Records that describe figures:
——
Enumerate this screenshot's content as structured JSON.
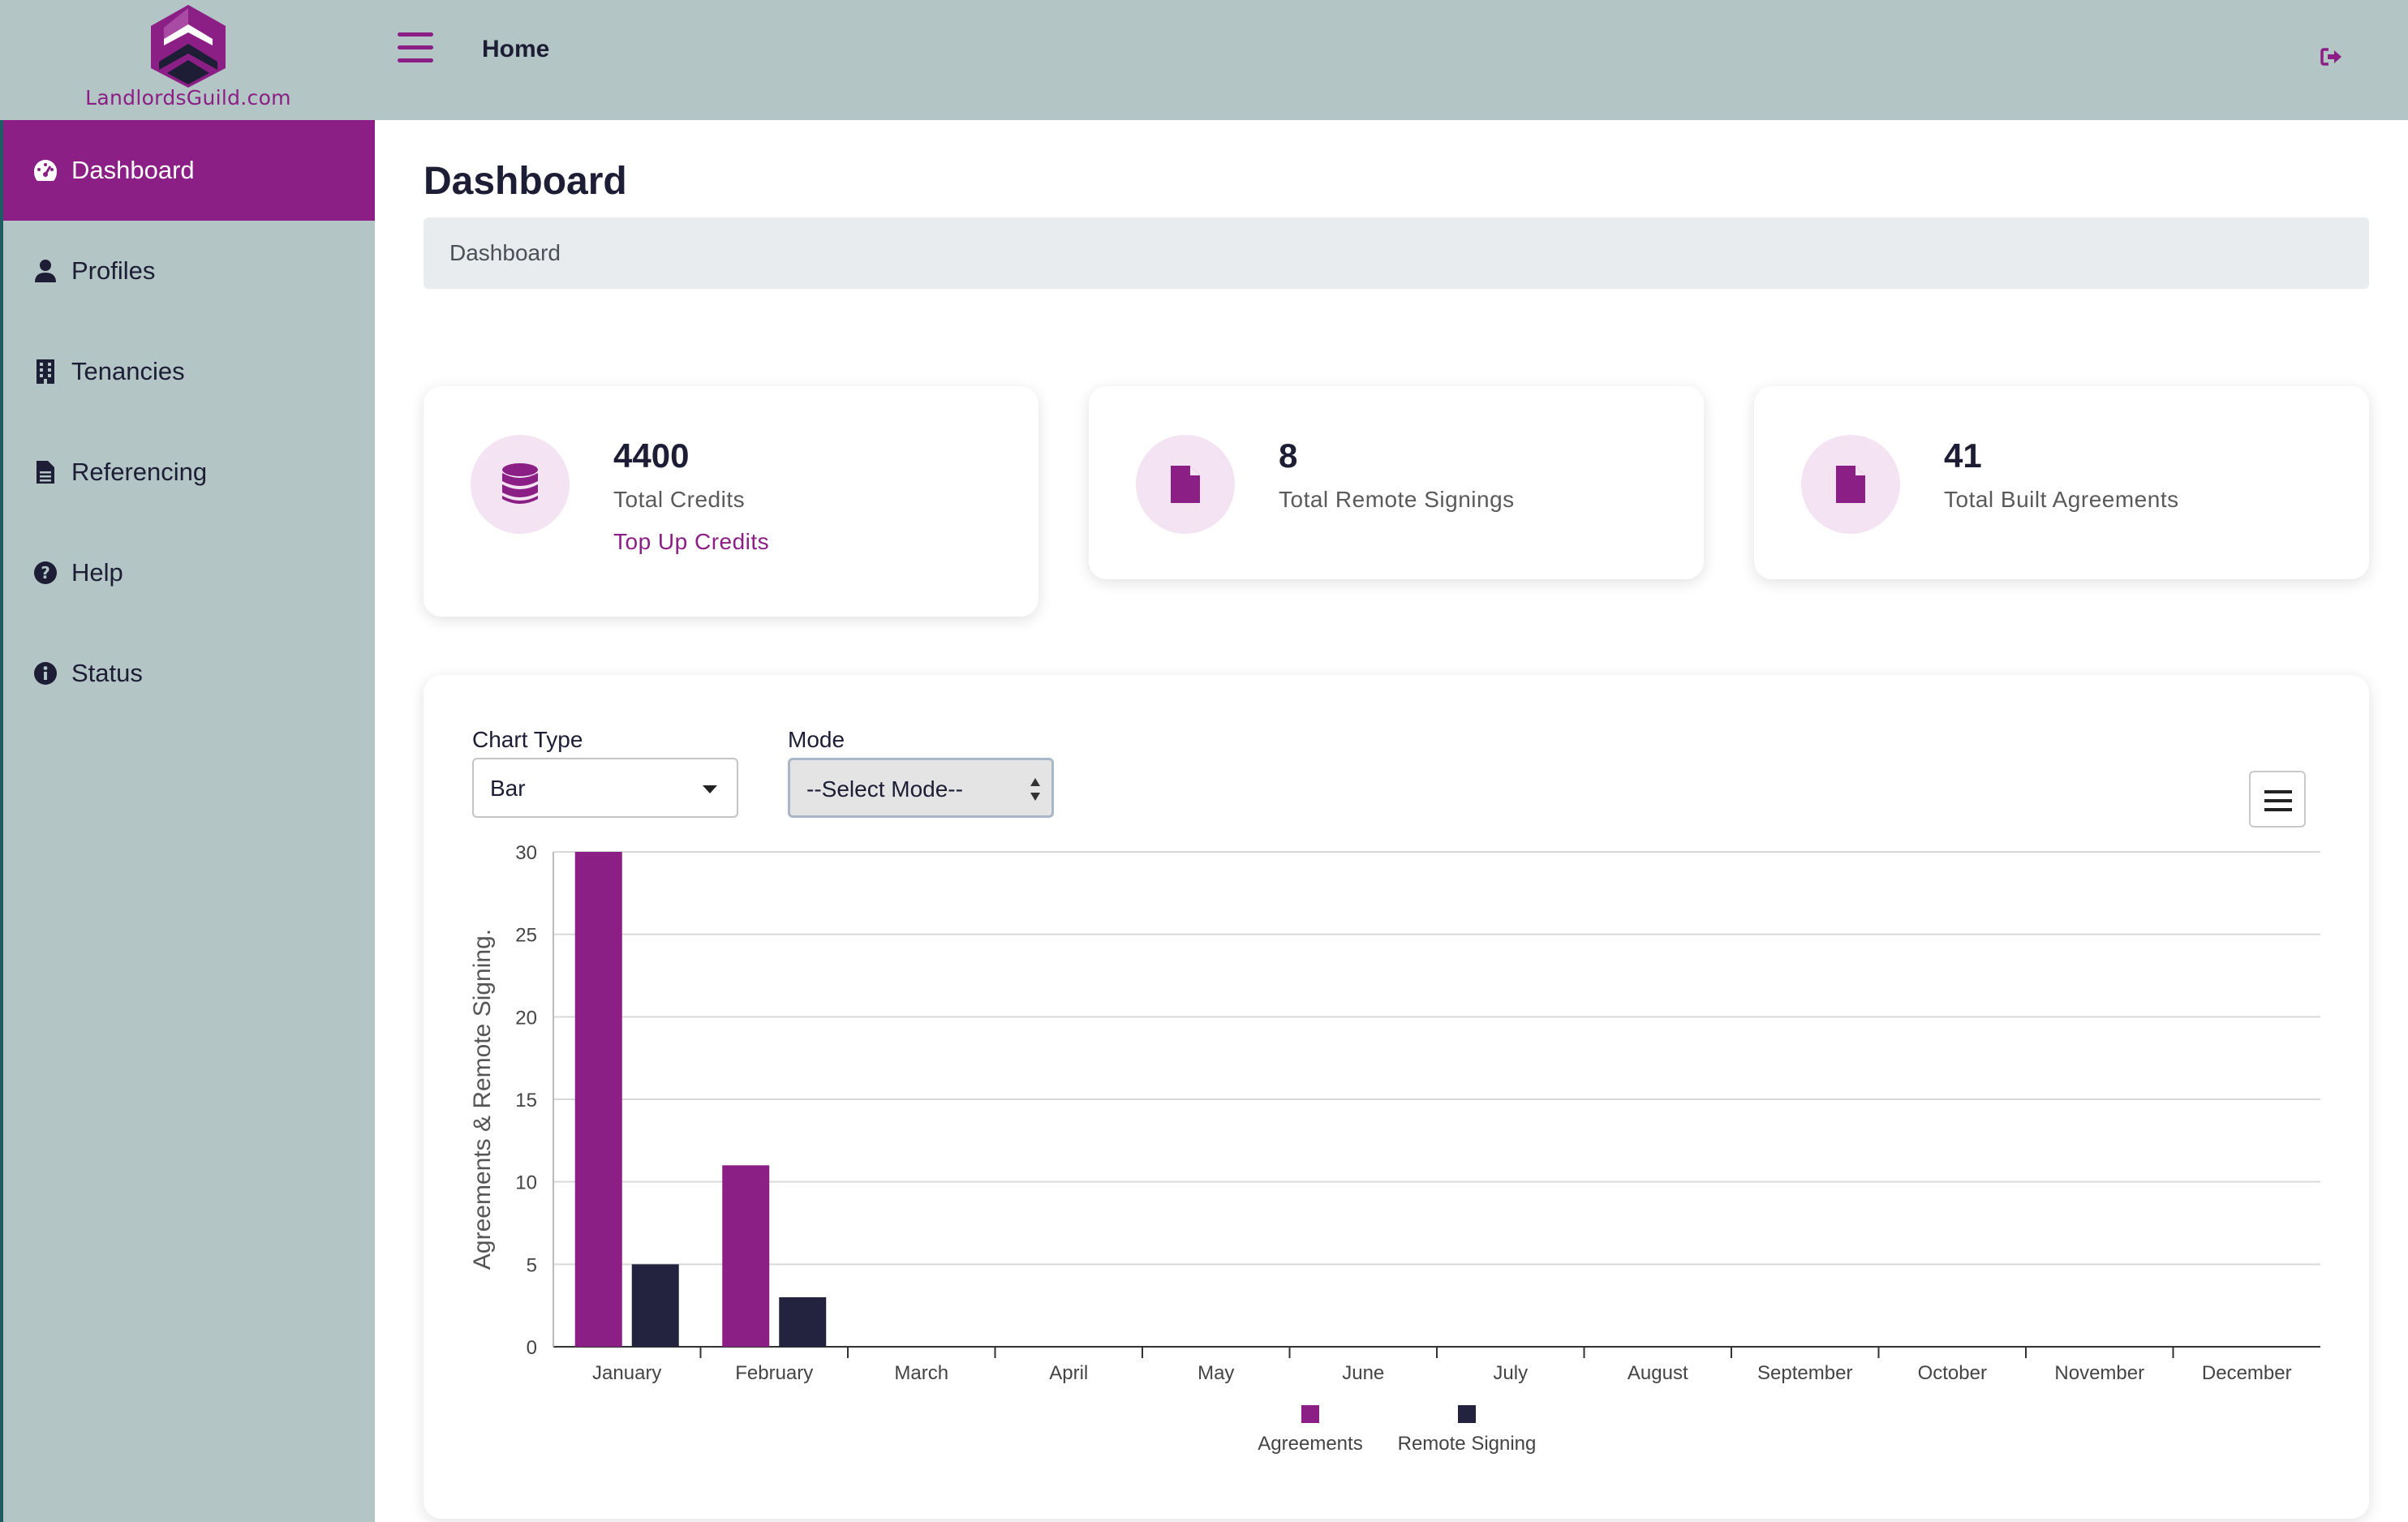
{
  "app": {
    "logo_text": "LandlordsGuild.com",
    "header_title": "Home",
    "accent": "#8b1f86",
    "secondary": "#23233f"
  },
  "sidebar": {
    "items": [
      {
        "label": "Dashboard",
        "icon": "gauge-icon",
        "active": true
      },
      {
        "label": "Profiles",
        "icon": "user-icon",
        "active": false
      },
      {
        "label": "Tenancies",
        "icon": "building-icon",
        "active": false
      },
      {
        "label": "Referencing",
        "icon": "file-text-icon",
        "active": false
      },
      {
        "label": "Help",
        "icon": "question-circle-icon",
        "active": false
      },
      {
        "label": "Status",
        "icon": "info-circle-icon",
        "active": false
      }
    ]
  },
  "main": {
    "title": "Dashboard",
    "breadcrumb": "Dashboard"
  },
  "stats": [
    {
      "value": "4400",
      "label": "Total Credits",
      "link": "Top Up Credits",
      "icon": "database-icon"
    },
    {
      "value": "8",
      "label": "Total Remote Signings",
      "icon": "file-icon"
    },
    {
      "value": "41",
      "label": "Total Built Agreements",
      "icon": "file-icon"
    }
  ],
  "controls": {
    "chart_type_label": "Chart Type",
    "chart_type_value": "Bar",
    "mode_label": "Mode",
    "mode_value": "--Select Mode--"
  },
  "chart_data": {
    "type": "bar",
    "categories": [
      "January",
      "February",
      "March",
      "April",
      "May",
      "June",
      "July",
      "August",
      "September",
      "October",
      "November",
      "December"
    ],
    "series": [
      {
        "name": "Agreements",
        "color": "#8b1f86",
        "values": [
          30,
          11,
          0,
          0,
          0,
          0,
          0,
          0,
          0,
          0,
          0,
          0
        ]
      },
      {
        "name": "Remote Signing",
        "color": "#23233f",
        "values": [
          5,
          3,
          0,
          0,
          0,
          0,
          0,
          0,
          0,
          0,
          0,
          0
        ]
      }
    ],
    "ylabel": "Agreements & Remote Signing.",
    "ylim": [
      0,
      30
    ],
    "yticks": [
      0,
      5,
      10,
      15,
      20,
      25,
      30
    ],
    "grid": true,
    "legend": "bottom-center"
  }
}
——
Identify the lines that hold the word "icon". Copy every one of them.

        "icon": "gauge-icon",
        "icon": "user-icon",
        "icon": "building-icon",
        "icon": "file-text-icon",
        "icon": "question-circle-icon",
        "icon": "info-circle-icon",
      "icon": "database-icon"
      "icon": "file-icon"
      "icon": "file-icon"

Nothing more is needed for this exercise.